Goal:
In your copy, include every line of the listing below exactly but none of the pictures.

Material shown:
++++++++

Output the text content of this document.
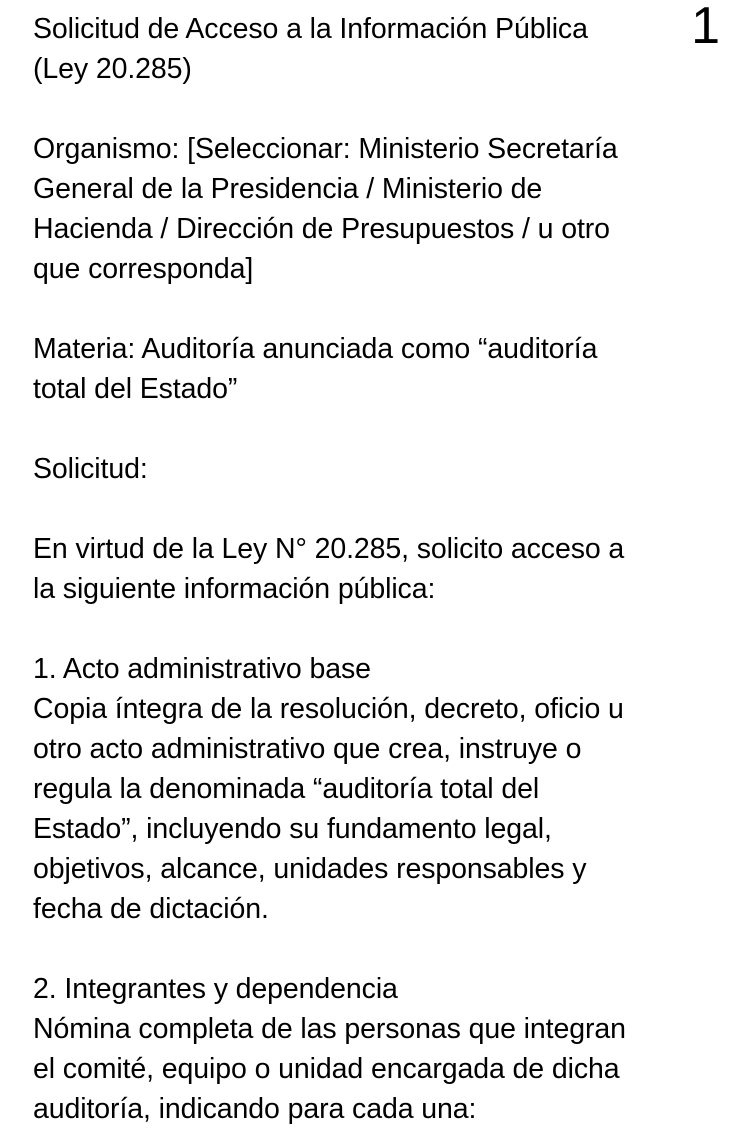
1
Solicitud de Acceso a la Información Pública
(Ley 20.285)
Organismo: [Seleccionar: Ministerio Secretaría
General de la Presidencia / Ministerio de
Hacienda / Dirección de Presupuestos / u otro
que corresponda]
Materia: Auditoría anunciada como “auditoría
total del Estado”
Solicitud:
En virtud de la Ley N° 20.285, solicito acceso a
la siguiente información pública:
1. Acto administrativo base
Copia íntegra de la resolución, decreto, oficio u
otro acto administrativo que crea, instruye o
regula la denominada “auditoría total del
Estado”, incluyendo su fundamento legal,
objetivos, alcance, unidades responsables y
fecha de dictación.
2. Integrantes y dependencia
Nómina completa de las personas que integran
el comité, equipo o unidad encargada de dicha
auditoría, indicando para cada una:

++++++++

Task solution:
Output the text content of this document.
1
Solicitud de Acceso a la Información Pública
(Ley 20.285)
Organismo: [Seleccionar: Ministerio Secretaría
General de la Presidencia / Ministerio de
Hacienda / Dirección de Presupuestos / u otro
que corresponda]
Materia: Auditoría anunciada como “auditoría
total del Estado”
Solicitud:
En virtud de la Ley N° 20.285, solicito acceso a
la siguiente información pública:
1. Acto administrativo base
Copia íntegra de la resolución, decreto, oficio u
otro acto administrativo que crea, instruye o
regula la denominada “auditoría total del
Estado”, incluyendo su fundamento legal,
objetivos, alcance, unidades responsables y
fecha de dictación.
2. Integrantes y dependencia
Nómina completa de las personas que integran
el comité, equipo o unidad encargada de dicha
auditoría, indicando para cada una:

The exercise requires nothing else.